- Problem statement
Repeat every entry word for word, skipping the pictures.

• • • • •

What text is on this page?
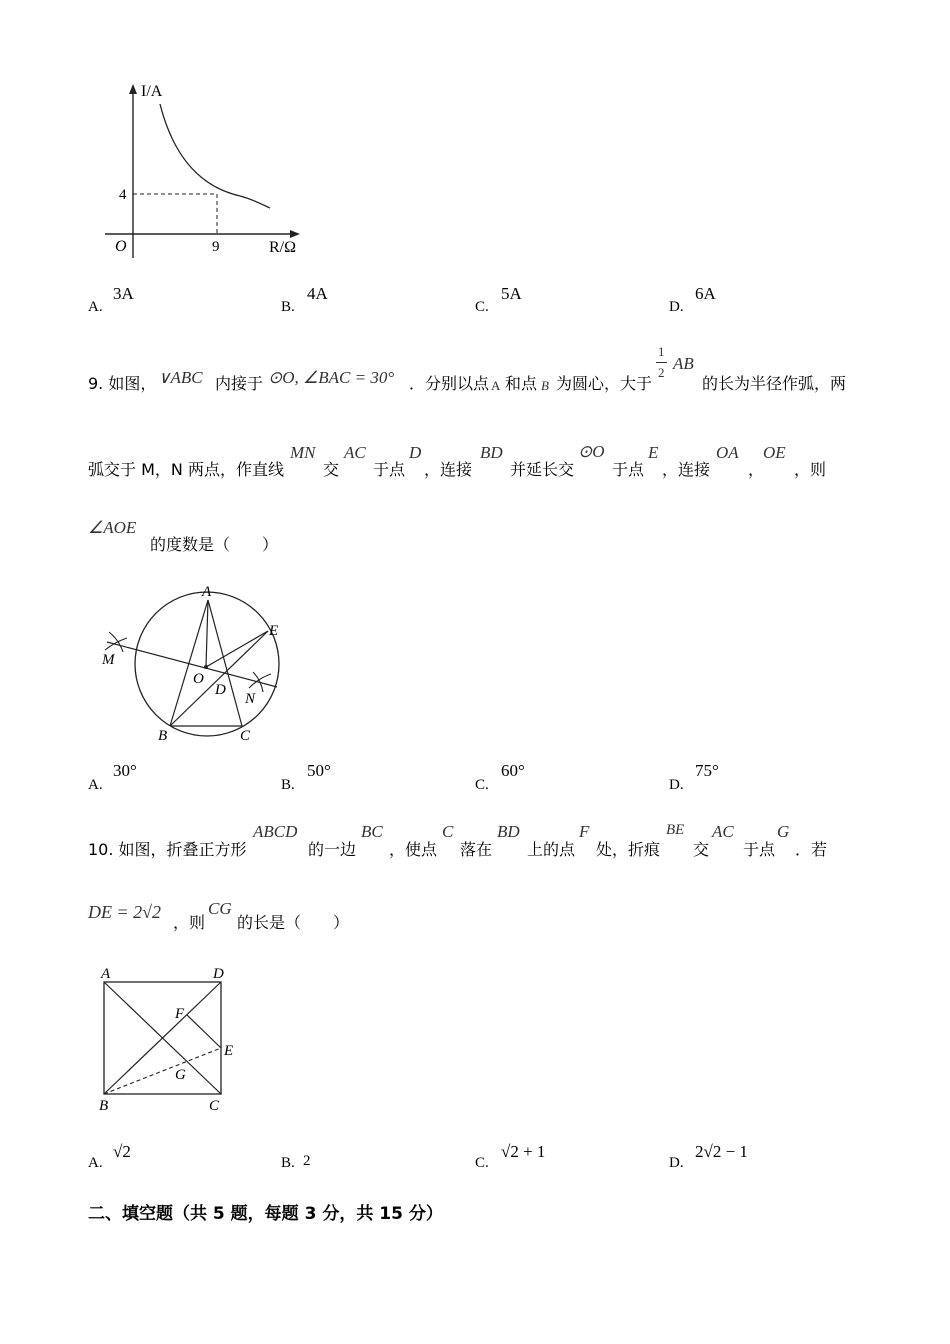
I/A
R/Ω
O
4
9
A.
3A
B.
4A
C.
5A
D.
6A
9. 如图， ∨ABC 内接于 ⊙O, ∠BAC = 30° ．分别以点 A 和点 B 为圆心，大于
1
2 AB
的长为半径作弧，两
弧交于 M，N 两点，作直线
MN
交
AC
于点
D
，连接
BD
并延长交
⊙O
于点
E
，连接
OA
，
OE
，则
∠AOE
的度数是（　　）
A
B	C
E
M
N
O
D
A.
30°
B.
50°
C.
60°
D.
75°
10. 如图，折叠正方形
ABCD
的一边
BC
，使点
C
落在
BD
上的点
F
处，折痕
BE
交
AC
于点
G
．若
DE = 2√2
，则
CG
的长是（　　）
A	D
F
E
G
B	C
A.
√2
B. 2	C.
√2 + 1
D.
2√2 − 1
二、填空题（共 5 题，每题 3 分，共 15 分）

• • • • •

- Response
What text is on this page?
I/A
R/Ω
O
4
9
A.
3A
B.
4A
C.
5A
D.
6A
9. 如图， ∨ABC 内接于 ⊙O, ∠BAC = 30° ．分别以点 A 和点 B 为圆心，大于
1
2 AB
的长为半径作弧，两
弧交于 M，N 两点，作直线
MN
交
AC
于点
D
，连接
BD
并延长交
⊙O
于点
E
，连接
OA
，
OE
，则
∠AOE
的度数是（　　）
A
B	C
E
M
N
O
D
A.
30°
B.
50°
C.
60°
D.
75°
10. 如图，折叠正方形
ABCD
的一边
BC
，使点
C
落在
BD
上的点
F
处，折痕
BE
交
AC
于点
G
．若
DE = 2√2
，则
CG
的长是（　　）
A	D
F
E
G
B	C
A.
√2
B. 2	C.
√2 + 1
D.
2√2 − 1
二、填空题（共 5 题，每题 3 分，共 15 分）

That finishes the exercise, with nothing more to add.